**EXERCISE PROMPT:** Across the entries below, count the lines in which the word "autoscaler" occurs. Reply with the count alone.

╭──

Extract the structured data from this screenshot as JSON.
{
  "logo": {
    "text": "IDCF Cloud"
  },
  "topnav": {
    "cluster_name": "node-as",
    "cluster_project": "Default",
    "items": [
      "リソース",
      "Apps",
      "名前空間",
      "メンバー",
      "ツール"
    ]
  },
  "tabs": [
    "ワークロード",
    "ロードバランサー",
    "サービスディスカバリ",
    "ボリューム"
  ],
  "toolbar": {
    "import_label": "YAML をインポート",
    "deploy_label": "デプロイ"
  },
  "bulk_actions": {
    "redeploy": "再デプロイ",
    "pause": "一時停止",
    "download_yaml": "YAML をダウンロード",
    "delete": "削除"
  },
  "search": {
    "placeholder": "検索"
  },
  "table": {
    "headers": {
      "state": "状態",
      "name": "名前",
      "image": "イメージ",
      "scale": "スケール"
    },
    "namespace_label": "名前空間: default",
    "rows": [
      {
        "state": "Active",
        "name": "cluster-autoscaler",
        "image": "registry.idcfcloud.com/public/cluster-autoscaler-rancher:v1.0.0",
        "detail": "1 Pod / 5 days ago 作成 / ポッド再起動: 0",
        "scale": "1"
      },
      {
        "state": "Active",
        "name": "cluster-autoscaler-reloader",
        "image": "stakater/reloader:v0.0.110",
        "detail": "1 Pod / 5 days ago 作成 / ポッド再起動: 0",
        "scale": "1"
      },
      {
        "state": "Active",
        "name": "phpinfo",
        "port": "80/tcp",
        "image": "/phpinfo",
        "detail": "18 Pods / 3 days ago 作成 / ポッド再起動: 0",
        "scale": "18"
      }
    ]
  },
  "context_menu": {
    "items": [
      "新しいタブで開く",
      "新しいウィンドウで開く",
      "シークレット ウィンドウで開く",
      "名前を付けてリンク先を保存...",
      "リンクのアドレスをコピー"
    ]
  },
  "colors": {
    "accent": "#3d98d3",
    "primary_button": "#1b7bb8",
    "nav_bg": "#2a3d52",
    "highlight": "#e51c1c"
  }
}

╰──

**FINISHED EXERCISE:** 3